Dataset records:
══════════════════════════════

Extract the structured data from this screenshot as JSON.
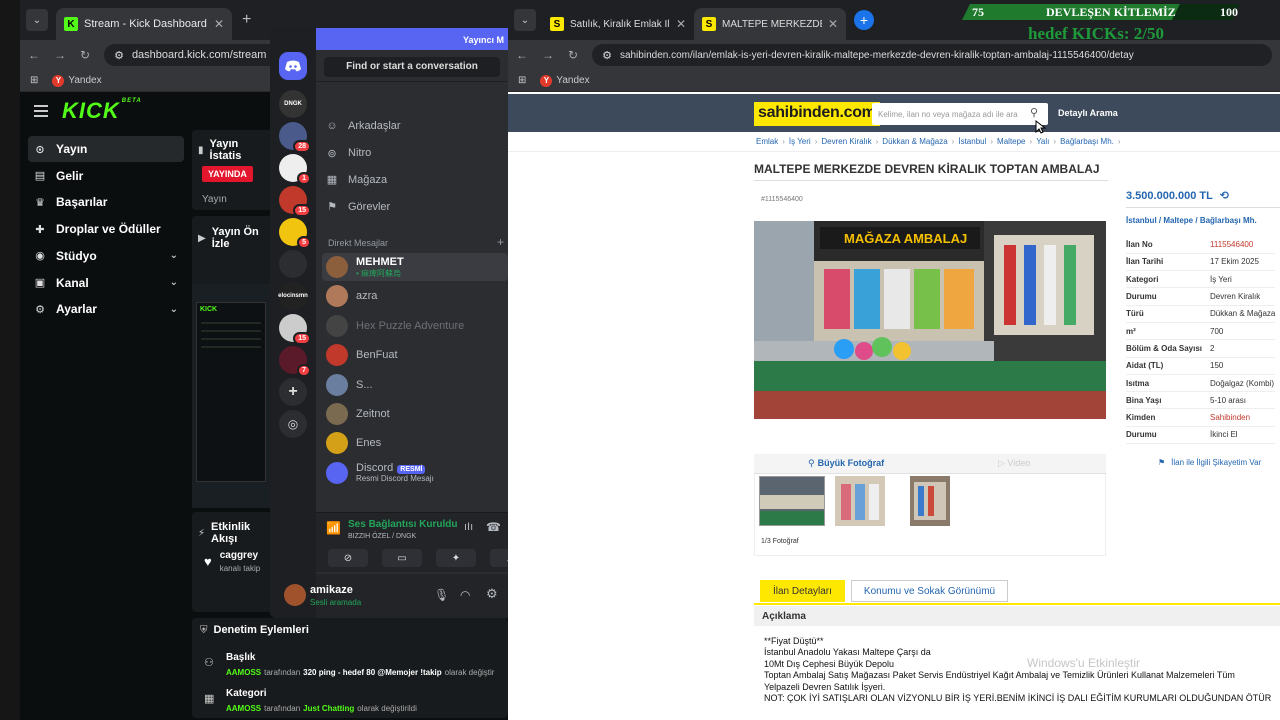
{
  "overlay": {
    "left": "75",
    "title": "DEVLEŞEN KİTLEMİZ",
    "right": "100",
    "goal": "hedef KICKs: 2/50"
  },
  "kick_browser": {
    "tab_title": "Stream - Kick Dashboard",
    "url": "dashboard.kick.com/stream",
    "bookmark": "Yandex"
  },
  "kick": {
    "logo": "KICK",
    "beta": "BETA",
    "nav": [
      {
        "label": "Yayın",
        "icon": "broadcast-icon"
      },
      {
        "label": "Gelir",
        "icon": "income-icon"
      },
      {
        "label": "Başarılar",
        "icon": "achievements-icon"
      },
      {
        "label": "Droplar ve Ödüller",
        "icon": "gift-icon"
      },
      {
        "label": "Stüdyo",
        "icon": "studio-icon"
      },
      {
        "label": "Kanal",
        "icon": "channel-icon"
      },
      {
        "label": "Ayarlar",
        "icon": "settings-icon"
      }
    ],
    "stats_title": "Yayın İstatis",
    "live_badge": "YAYINDA",
    "stats_row": "Yayın",
    "preview_title": "Yayın Ön İzle",
    "activity_title": "Etkinlik Akışı",
    "activity_user": "caggrey",
    "activity_text": "kanalı takip",
    "moderation_title": "Denetim Eylemleri",
    "moderation": [
      {
        "heading": "Başlık",
        "user": "AAMOSS",
        "mid": "tarafından",
        "value": "320 ping - hedef 80 @Memojer !takip",
        "tail": "olarak değiştir"
      },
      {
        "heading": "Kategori",
        "user": "AAMOSS",
        "mid": "tarafından",
        "value": "Just Chatting",
        "tail": "olarak değiştirildi"
      }
    ]
  },
  "discord": {
    "banner": "Yayıncı M",
    "find": "Find or start a conversation",
    "nav": [
      {
        "label": "Arkadaşlar",
        "icon": "friends-icon"
      },
      {
        "label": "Nitro",
        "icon": "nitro-icon"
      },
      {
        "label": "Mağaza",
        "icon": "shop-icon"
      },
      {
        "label": "Görevler",
        "icon": "quests-icon"
      }
    ],
    "dm_header": "Direkt Mesajlar",
    "dms": [
      {
        "name": "MEHMET",
        "sub": "• 痲痺阿蘇烏",
        "color": "#8b5e3c"
      },
      {
        "name": "azra",
        "sub": "",
        "color": "#b07a5a"
      },
      {
        "name": "Hex Puzzle Adventure",
        "sub": "",
        "color": "#444"
      },
      {
        "name": "BenFuat",
        "sub": "",
        "color": "#c0392b"
      },
      {
        "name": "S...",
        "sub": "",
        "color": "#6a7fa0"
      },
      {
        "name": "Zeitnot",
        "sub": "",
        "color": "#7a6a50"
      },
      {
        "name": "Enes",
        "sub": "",
        "color": "#d4a017"
      },
      {
        "name": "Discord",
        "sub": "Resmi Discord Mesajı",
        "color": "#5865f2"
      }
    ],
    "resmi": "RESMİ",
    "servers": [
      {
        "label": "DNGK",
        "color": "#333",
        "badge": ""
      },
      {
        "label": "",
        "color": "#4a5a8a",
        "badge": "28"
      },
      {
        "label": "",
        "color": "#eee",
        "badge": "1"
      },
      {
        "label": "",
        "color": "#c0392b",
        "badge": "15"
      },
      {
        "label": "",
        "color": "#f1c40f",
        "badge": "5"
      },
      {
        "label": "",
        "color": "#2b2d31",
        "badge": ""
      },
      {
        "label": "elocinsmn",
        "color": "#222",
        "badge": ""
      },
      {
        "label": "",
        "color": "#ccc",
        "badge": "15"
      },
      {
        "label": "",
        "color": "#5a1a2a",
        "badge": "7"
      }
    ],
    "voice_status": "Ses Bağlantısı Kuruldu",
    "voice_channel": "BIZZIH ÖZEL / DNGK",
    "username": "amikaze",
    "user_status": "Sesli aramada"
  },
  "sahibinden_browser": {
    "tabs": [
      {
        "title": "Satılık, Kiralık Emlak İlanları sah",
        "active": false
      },
      {
        "title": "MALTEPE MERKEZDE DEVREN K",
        "active": true
      }
    ],
    "url": "sahibinden.com/ilan/emlak-is-yeri-devren-kiralik-maltepe-merkezde-devren-kiralik-toptan-ambalaj-1115546400/detay",
    "bookmark": "Yandex"
  },
  "sahibinden": {
    "logo": "sahibinden.com",
    "search_placeholder": "Kelime, ilan no veya mağaza adı ile ara",
    "detailed_search": "Detaylı Arama",
    "breadcrumbs": [
      "Emlak",
      "İş Yeri",
      "Devren Kiralık",
      "Dükkan & Mağaza",
      "İstanbul",
      "Maltepe",
      "Yalı",
      "Bağlarbaşı Mh."
    ],
    "title": "MALTEPE MERKEZDE DEVREN KİRALIK TOPTAN AMBALAJ",
    "listing_ref": "#1115546400",
    "price": "3.500.000.000 TL",
    "location": [
      "İstanbul",
      "Maltepe",
      "Bağlarbaşı Mh."
    ],
    "details": [
      {
        "k": "İlan No",
        "v": "1115546400",
        "red": true
      },
      {
        "k": "İlan Tarihi",
        "v": "17 Ekim 2025",
        "red": false
      },
      {
        "k": "Kategori",
        "v": "İş Yeri",
        "red": false
      },
      {
        "k": "Durumu",
        "v": "Devren Kiralık",
        "red": false
      },
      {
        "k": "Türü",
        "v": "Dükkan & Mağaza",
        "red": false
      },
      {
        "k": "m²",
        "v": "700",
        "red": false
      },
      {
        "k": "Bölüm & Oda Sayısı",
        "v": "2",
        "red": false
      },
      {
        "k": "Aidat (TL)",
        "v": "150",
        "red": false
      },
      {
        "k": "Isıtma",
        "v": "Doğalgaz (Kombi)",
        "red": false
      },
      {
        "k": "Bina Yaşı",
        "v": "5-10 arası",
        "red": false
      },
      {
        "k": "Kimden",
        "v": "Sahibinden",
        "red": true
      },
      {
        "k": "Durumu",
        "v": "İkinci El",
        "red": false
      }
    ],
    "big_photo": "Büyük Fotoğraf",
    "video": "Video",
    "photo_count": "1/3 Fotoğraf",
    "complaint": "İlan ile İlgili Şikayetim Var",
    "tab_details": "İlan Detayları",
    "tab_location": "Konumu ve Sokak Görünümü",
    "description_title": "Açıklama",
    "description": [
      "**Fiyat Düştü**",
      "İstanbul Anadolu Yakası Maltepe Çarşı da",
      "10Mt Dış Cephesi Büyük Depolu",
      "Toptan Ambalaj Satış Mağazası Paket Servis Endüstriyel Kağıt Ambalaj ve Temizlik Ürünleri Kullanat Malzemeleri Tüm",
      "Yelpazeli Devren Satılık İşyeri.",
      "NOT: ÇOK İYİ SATIŞLARI OLAN VİZYONLU BİR İŞ YERİ.BENİM İKİNCİ İŞ DALI EĞİTİM KURUMLARI OLDUĞUNDAN ÖTÜR"
    ],
    "store_sign": "MAĞAZA AMBALAJ"
  },
  "watermark": "Windows'u Etkinleştir",
  "colors": {
    "kick_green": "#53fc18",
    "discord_blurple": "#5865f2",
    "sahibinden_yellow": "#ffe800",
    "link_blue": "#2566b0"
  }
}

══════════════════════════════

## Given task
Without including the pictures, reproduce all entries exactly.

## Solution to this problem
Extract the structured data from this screenshot as JSON.
{
  "overlay": {
    "left": "75",
    "title": "DEVLEŞEN KİTLEMİZ",
    "right": "100",
    "goal": "hedef KICKs: 2/50"
  },
  "kick_browser": {
    "tab_title": "Stream - Kick Dashboard",
    "url": "dashboard.kick.com/stream",
    "bookmark": "Yandex"
  },
  "kick": {
    "logo": "KICK",
    "beta": "BETA",
    "nav": [
      {
        "label": "Yayın",
        "icon": "broadcast-icon"
      },
      {
        "label": "Gelir",
        "icon": "income-icon"
      },
      {
        "label": "Başarılar",
        "icon": "achievements-icon"
      },
      {
        "label": "Droplar ve Ödüller",
        "icon": "gift-icon"
      },
      {
        "label": "Stüdyo",
        "icon": "studio-icon"
      },
      {
        "label": "Kanal",
        "icon": "channel-icon"
      },
      {
        "label": "Ayarlar",
        "icon": "settings-icon"
      }
    ],
    "stats_title": "Yayın İstatis",
    "live_badge": "YAYINDA",
    "stats_row": "Yayın",
    "preview_title": "Yayın Ön İzle",
    "activity_title": "Etkinlik Akışı",
    "activity_user": "caggrey",
    "activity_text": "kanalı takip",
    "moderation_title": "Denetim Eylemleri",
    "moderation": [
      {
        "heading": "Başlık",
        "user": "AAMOSS",
        "mid": "tarafından",
        "value": "320 ping - hedef 80 @Memojer !takip",
        "tail": "olarak değiştir"
      },
      {
        "heading": "Kategori",
        "user": "AAMOSS",
        "mid": "tarafından",
        "value": "Just Chatting",
        "tail": "olarak değiştirildi"
      }
    ]
  },
  "discord": {
    "banner": "Yayıncı M",
    "find": "Find or start a conversation",
    "nav": [
      {
        "label": "Arkadaşlar",
        "icon": "friends-icon"
      },
      {
        "label": "Nitro",
        "icon": "nitro-icon"
      },
      {
        "label": "Mağaza",
        "icon": "shop-icon"
      },
      {
        "label": "Görevler",
        "icon": "quests-icon"
      }
    ],
    "dm_header": "Direkt Mesajlar",
    "dms": [
      {
        "name": "MEHMET",
        "sub": "• 痲痺阿蘇烏",
        "color": "#8b5e3c"
      },
      {
        "name": "azra",
        "sub": "",
        "color": "#b07a5a"
      },
      {
        "name": "Hex Puzzle Adventure",
        "sub": "",
        "color": "#444"
      },
      {
        "name": "BenFuat",
        "sub": "",
        "color": "#c0392b"
      },
      {
        "name": "S...",
        "sub": "",
        "color": "#6a7fa0"
      },
      {
        "name": "Zeitnot",
        "sub": "",
        "color": "#7a6a50"
      },
      {
        "name": "Enes",
        "sub": "",
        "color": "#d4a017"
      },
      {
        "name": "Discord",
        "sub": "Resmi Discord Mesajı",
        "color": "#5865f2"
      }
    ],
    "resmi": "RESMİ",
    "servers": [
      {
        "label": "DNGK",
        "color": "#333",
        "badge": ""
      },
      {
        "label": "",
        "color": "#4a5a8a",
        "badge": "28"
      },
      {
        "label": "",
        "color": "#eee",
        "badge": "1"
      },
      {
        "label": "",
        "color": "#c0392b",
        "badge": "15"
      },
      {
        "label": "",
        "color": "#f1c40f",
        "badge": "5"
      },
      {
        "label": "",
        "color": "#2b2d31",
        "badge": ""
      },
      {
        "label": "elocinsmn",
        "color": "#222",
        "badge": ""
      },
      {
        "label": "",
        "color": "#ccc",
        "badge": "15"
      },
      {
        "label": "",
        "color": "#5a1a2a",
        "badge": "7"
      }
    ],
    "voice_status": "Ses Bağlantısı Kuruldu",
    "voice_channel": "BIZZIH ÖZEL / DNGK",
    "username": "amikaze",
    "user_status": "Sesli aramada"
  },
  "sahibinden_browser": {
    "tabs": [
      {
        "title": "Satılık, Kiralık Emlak İlanları sah",
        "active": false
      },
      {
        "title": "MALTEPE MERKEZDE DEVREN K",
        "active": true
      }
    ],
    "url": "sahibinden.com/ilan/emlak-is-yeri-devren-kiralik-maltepe-merkezde-devren-kiralik-toptan-ambalaj-1115546400/detay",
    "bookmark": "Yandex"
  },
  "sahibinden": {
    "logo": "sahibinden.com",
    "search_placeholder": "Kelime, ilan no veya mağaza adı ile ara",
    "detailed_search": "Detaylı Arama",
    "breadcrumbs": [
      "Emlak",
      "İş Yeri",
      "Devren Kiralık",
      "Dükkan & Mağaza",
      "İstanbul",
      "Maltepe",
      "Yalı",
      "Bağlarbaşı Mh."
    ],
    "title": "MALTEPE MERKEZDE DEVREN KİRALIK TOPTAN AMBALAJ",
    "listing_ref": "#1115546400",
    "price": "3.500.000.000 TL",
    "location": [
      "İstanbul",
      "Maltepe",
      "Bağlarbaşı Mh."
    ],
    "details": [
      {
        "k": "İlan No",
        "v": "1115546400",
        "red": true
      },
      {
        "k": "İlan Tarihi",
        "v": "17 Ekim 2025",
        "red": false
      },
      {
        "k": "Kategori",
        "v": "İş Yeri",
        "red": false
      },
      {
        "k": "Durumu",
        "v": "Devren Kiralık",
        "red": false
      },
      {
        "k": "Türü",
        "v": "Dükkan & Mağaza",
        "red": false
      },
      {
        "k": "m²",
        "v": "700",
        "red": false
      },
      {
        "k": "Bölüm & Oda Sayısı",
        "v": "2",
        "red": false
      },
      {
        "k": "Aidat (TL)",
        "v": "150",
        "red": false
      },
      {
        "k": "Isıtma",
        "v": "Doğalgaz (Kombi)",
        "red": false
      },
      {
        "k": "Bina Yaşı",
        "v": "5-10 arası",
        "red": false
      },
      {
        "k": "Kimden",
        "v": "Sahibinden",
        "red": true
      },
      {
        "k": "Durumu",
        "v": "İkinci El",
        "red": false
      }
    ],
    "big_photo": "Büyük Fotoğraf",
    "video": "Video",
    "photo_count": "1/3 Fotoğraf",
    "complaint": "İlan ile İlgili Şikayetim Var",
    "tab_details": "İlan Detayları",
    "tab_location": "Konumu ve Sokak Görünümü",
    "description_title": "Açıklama",
    "description": [
      "**Fiyat Düştü**",
      "İstanbul Anadolu Yakası Maltepe Çarşı da",
      "10Mt Dış Cephesi Büyük Depolu",
      "Toptan Ambalaj Satış Mağazası Paket Servis Endüstriyel Kağıt Ambalaj ve Temizlik Ürünleri Kullanat Malzemeleri Tüm",
      "Yelpazeli Devren Satılık İşyeri.",
      "NOT: ÇOK İYİ SATIŞLARI OLAN VİZYONLU BİR İŞ YERİ.BENİM İKİNCİ İŞ DALI EĞİTİM KURUMLARI OLDUĞUNDAN ÖTÜR"
    ],
    "store_sign": "MAĞAZA AMBALAJ"
  },
  "watermark": "Windows'u Etkinleştir",
  "colors": {
    "kick_green": "#53fc18",
    "discord_blurple": "#5865f2",
    "sahibinden_yellow": "#ffe800",
    "link_blue": "#2566b0"
  }
}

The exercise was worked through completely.